Extract every line where the string "BARIATU" appears.

### Data listing
------------------------------------------------------------

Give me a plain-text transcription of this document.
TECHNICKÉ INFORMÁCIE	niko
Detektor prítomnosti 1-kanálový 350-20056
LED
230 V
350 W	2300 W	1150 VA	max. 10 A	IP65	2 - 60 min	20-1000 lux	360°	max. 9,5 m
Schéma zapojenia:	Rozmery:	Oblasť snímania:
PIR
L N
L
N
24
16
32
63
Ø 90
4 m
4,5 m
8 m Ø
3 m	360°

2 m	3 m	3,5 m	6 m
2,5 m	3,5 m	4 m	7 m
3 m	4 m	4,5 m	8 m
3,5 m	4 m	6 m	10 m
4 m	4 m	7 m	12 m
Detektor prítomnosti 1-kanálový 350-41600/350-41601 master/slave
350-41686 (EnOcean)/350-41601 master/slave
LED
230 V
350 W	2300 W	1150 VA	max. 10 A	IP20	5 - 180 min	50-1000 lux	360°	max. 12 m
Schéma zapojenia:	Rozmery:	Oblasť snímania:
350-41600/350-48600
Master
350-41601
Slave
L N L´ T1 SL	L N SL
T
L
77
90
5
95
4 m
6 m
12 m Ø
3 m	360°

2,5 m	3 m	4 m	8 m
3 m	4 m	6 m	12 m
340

------------------------------------------------------------

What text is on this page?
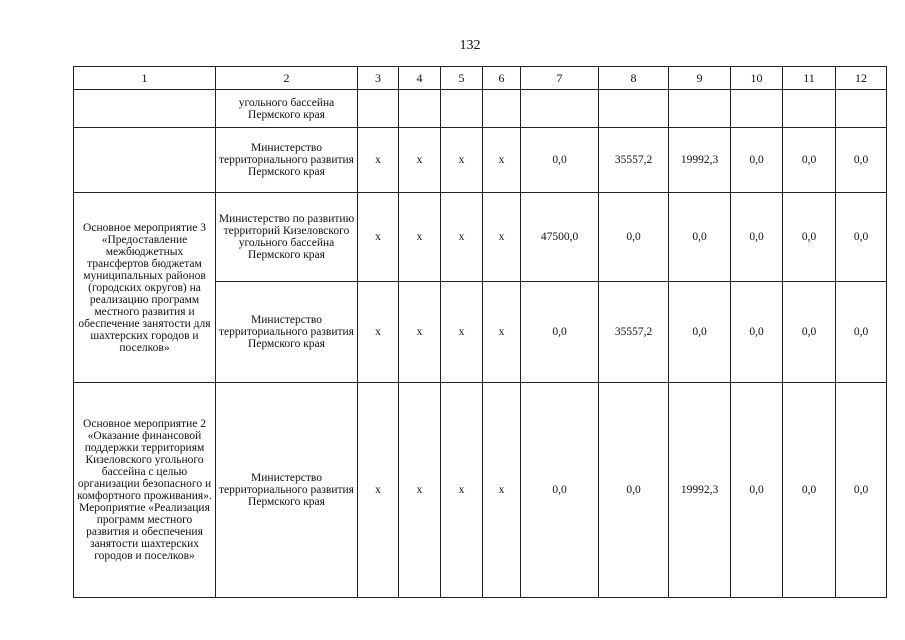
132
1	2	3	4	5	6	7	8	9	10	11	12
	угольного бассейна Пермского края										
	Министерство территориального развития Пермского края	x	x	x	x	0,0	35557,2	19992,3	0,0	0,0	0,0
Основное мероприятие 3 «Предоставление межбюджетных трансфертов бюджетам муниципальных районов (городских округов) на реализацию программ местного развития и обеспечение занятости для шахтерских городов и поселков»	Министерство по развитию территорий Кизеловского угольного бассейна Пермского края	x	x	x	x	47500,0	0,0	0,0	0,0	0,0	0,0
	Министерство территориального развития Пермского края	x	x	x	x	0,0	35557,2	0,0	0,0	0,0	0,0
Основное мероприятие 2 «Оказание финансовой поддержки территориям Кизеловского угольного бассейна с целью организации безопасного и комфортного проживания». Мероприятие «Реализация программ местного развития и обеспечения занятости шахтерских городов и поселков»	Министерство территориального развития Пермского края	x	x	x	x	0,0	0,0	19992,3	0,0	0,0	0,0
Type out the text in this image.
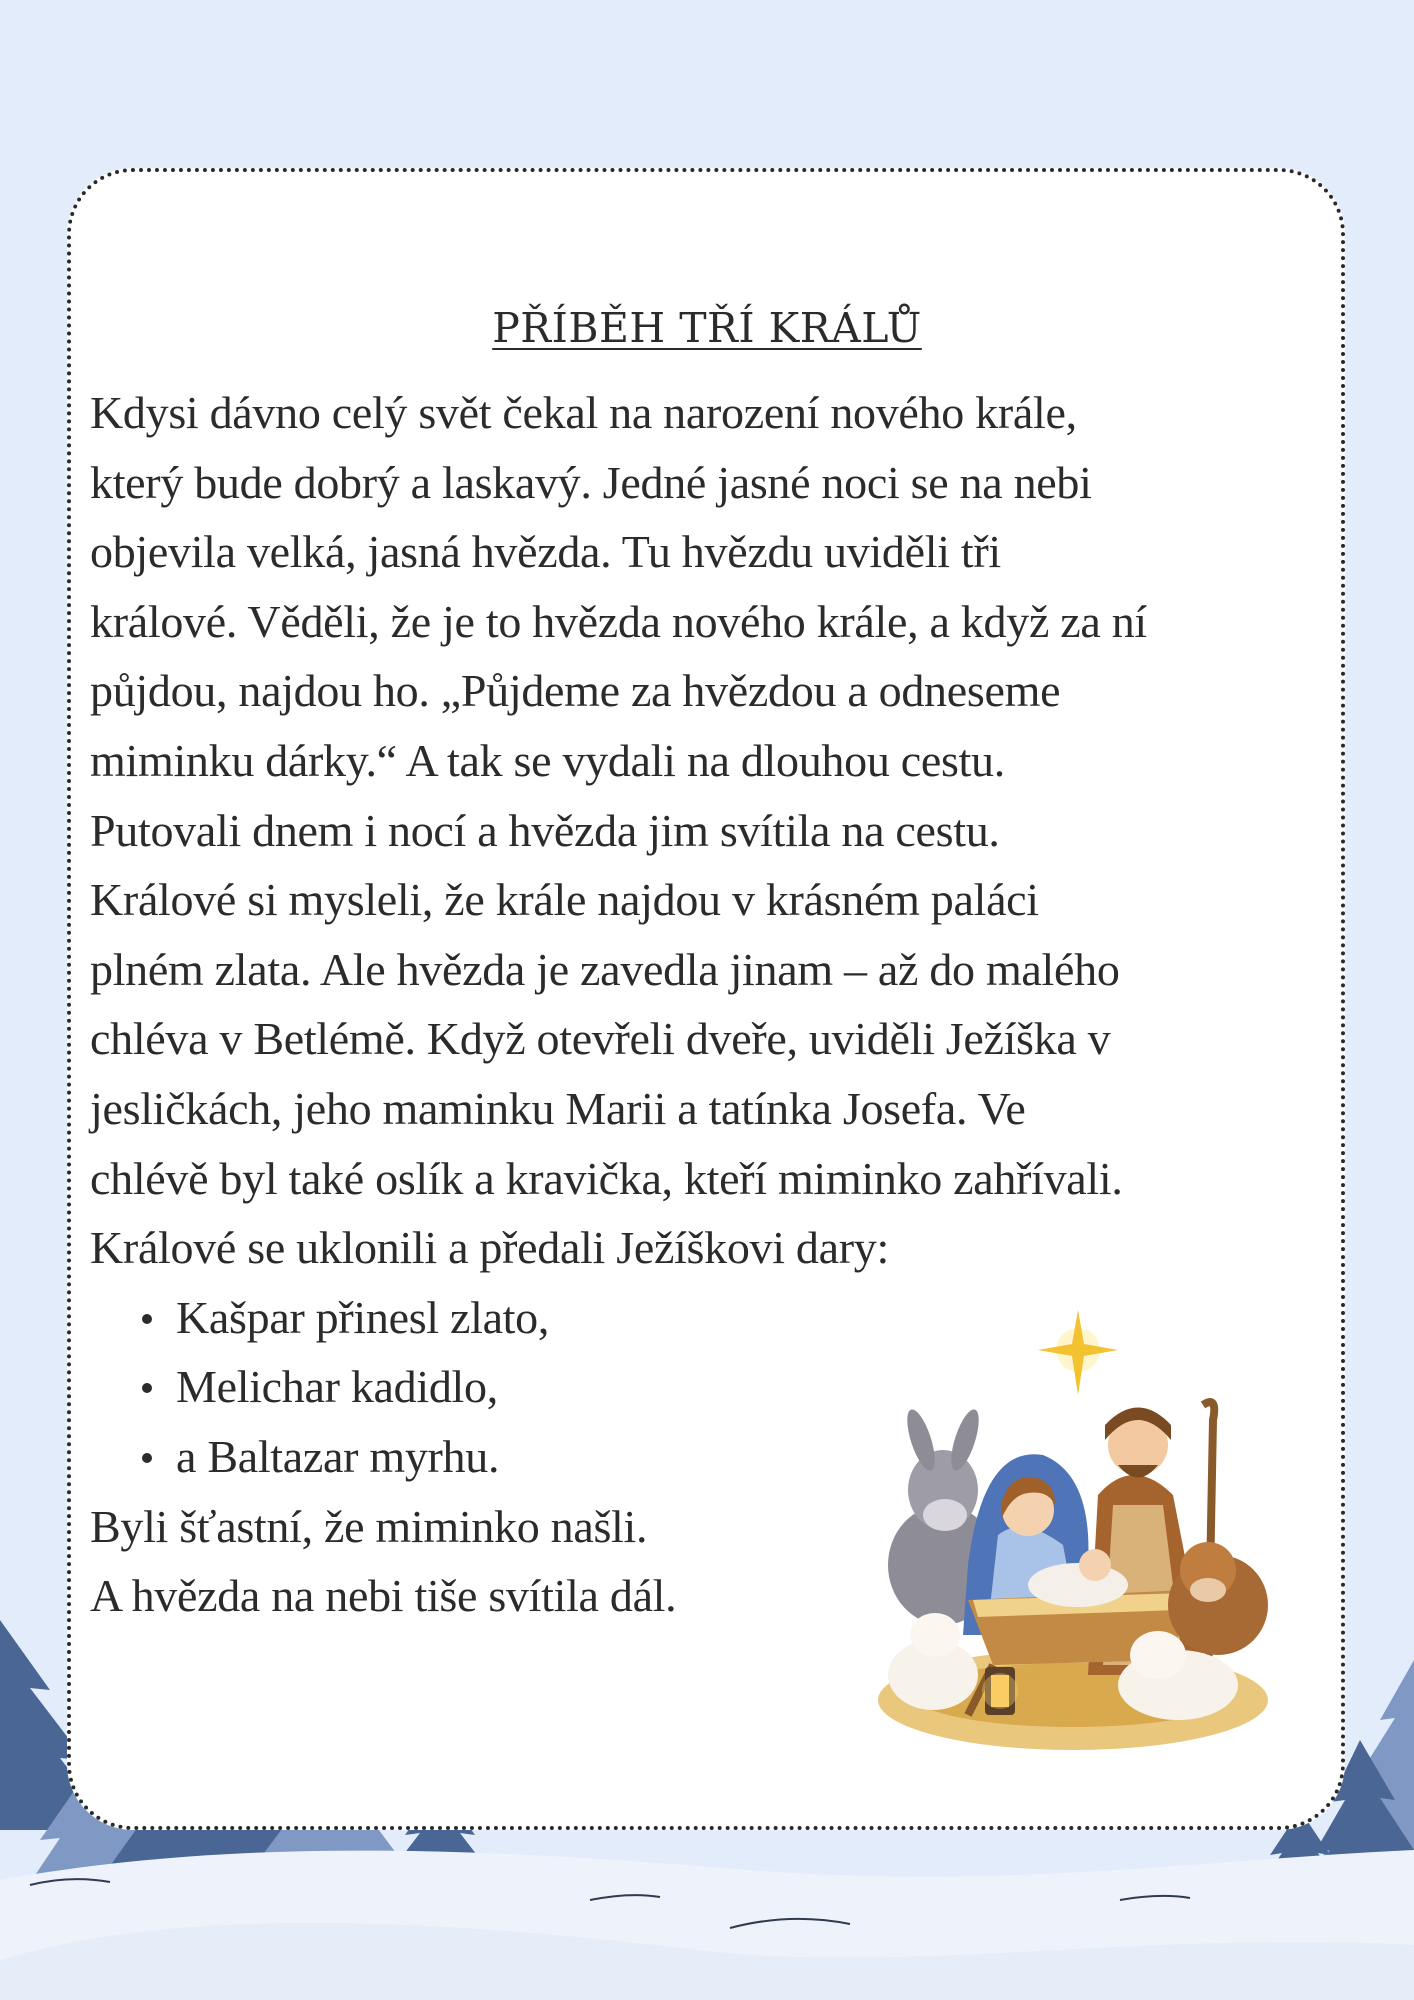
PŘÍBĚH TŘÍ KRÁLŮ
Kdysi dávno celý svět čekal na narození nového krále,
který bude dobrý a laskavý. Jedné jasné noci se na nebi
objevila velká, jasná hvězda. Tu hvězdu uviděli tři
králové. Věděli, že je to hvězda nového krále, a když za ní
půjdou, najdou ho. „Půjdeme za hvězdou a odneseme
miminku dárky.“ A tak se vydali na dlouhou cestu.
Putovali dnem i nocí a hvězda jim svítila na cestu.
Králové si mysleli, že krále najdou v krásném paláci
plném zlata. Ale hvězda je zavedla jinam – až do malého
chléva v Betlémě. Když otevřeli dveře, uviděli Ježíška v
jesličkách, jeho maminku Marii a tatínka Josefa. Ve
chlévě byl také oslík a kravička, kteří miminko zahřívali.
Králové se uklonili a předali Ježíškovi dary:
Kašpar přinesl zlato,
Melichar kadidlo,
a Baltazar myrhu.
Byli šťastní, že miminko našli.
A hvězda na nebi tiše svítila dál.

------------------------------------------------------------

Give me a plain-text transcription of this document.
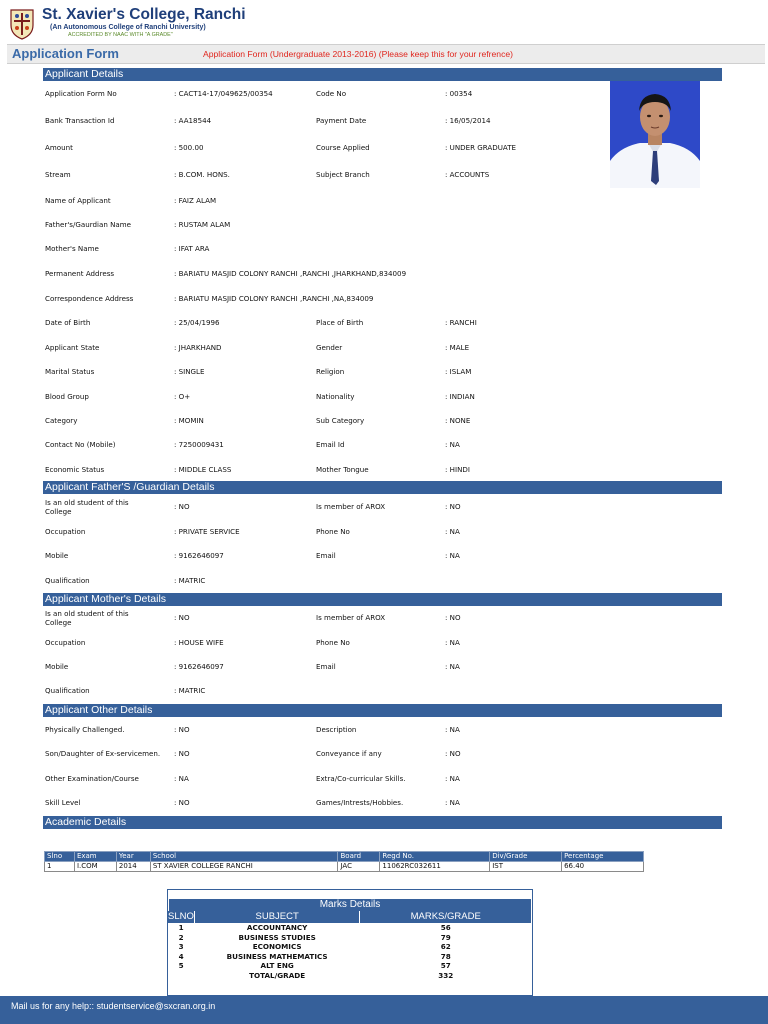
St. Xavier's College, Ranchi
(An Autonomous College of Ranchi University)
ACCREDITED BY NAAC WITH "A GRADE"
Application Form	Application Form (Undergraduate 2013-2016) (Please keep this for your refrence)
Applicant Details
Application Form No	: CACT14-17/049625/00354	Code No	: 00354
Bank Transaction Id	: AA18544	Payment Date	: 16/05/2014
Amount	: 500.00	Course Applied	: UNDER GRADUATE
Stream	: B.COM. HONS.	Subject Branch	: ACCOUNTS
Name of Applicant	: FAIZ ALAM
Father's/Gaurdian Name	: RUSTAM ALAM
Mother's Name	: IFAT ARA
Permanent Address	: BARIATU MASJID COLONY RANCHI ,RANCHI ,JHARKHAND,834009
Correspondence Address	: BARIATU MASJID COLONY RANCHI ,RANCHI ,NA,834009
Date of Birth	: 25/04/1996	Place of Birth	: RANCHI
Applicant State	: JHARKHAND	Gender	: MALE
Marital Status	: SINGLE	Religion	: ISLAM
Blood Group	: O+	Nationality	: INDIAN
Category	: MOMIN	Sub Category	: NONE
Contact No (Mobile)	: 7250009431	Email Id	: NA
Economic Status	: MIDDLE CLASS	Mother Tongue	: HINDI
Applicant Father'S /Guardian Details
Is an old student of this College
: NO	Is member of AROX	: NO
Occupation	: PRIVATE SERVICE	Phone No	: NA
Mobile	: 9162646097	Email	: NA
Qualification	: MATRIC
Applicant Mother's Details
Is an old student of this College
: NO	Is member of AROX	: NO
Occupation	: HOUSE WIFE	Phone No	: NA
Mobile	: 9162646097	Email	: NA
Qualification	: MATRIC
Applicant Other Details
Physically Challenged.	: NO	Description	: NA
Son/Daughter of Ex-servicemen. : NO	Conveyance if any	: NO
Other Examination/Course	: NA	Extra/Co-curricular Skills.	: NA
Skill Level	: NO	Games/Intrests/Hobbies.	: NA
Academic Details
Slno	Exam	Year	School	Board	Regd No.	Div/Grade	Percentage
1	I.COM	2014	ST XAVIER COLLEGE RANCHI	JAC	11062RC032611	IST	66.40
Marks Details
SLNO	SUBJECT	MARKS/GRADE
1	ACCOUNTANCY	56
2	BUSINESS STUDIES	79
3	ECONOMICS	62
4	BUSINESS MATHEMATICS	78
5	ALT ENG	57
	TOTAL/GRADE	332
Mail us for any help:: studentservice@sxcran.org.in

------------------------------------------------------------

### Response
Permanent Address	: BARIATU MASJID COLONY RANCHI ,RANCHI ,JHARKHAND,834009
Correspondence Address	: BARIATU MASJID COLONY RANCHI ,RANCHI ,NA,834009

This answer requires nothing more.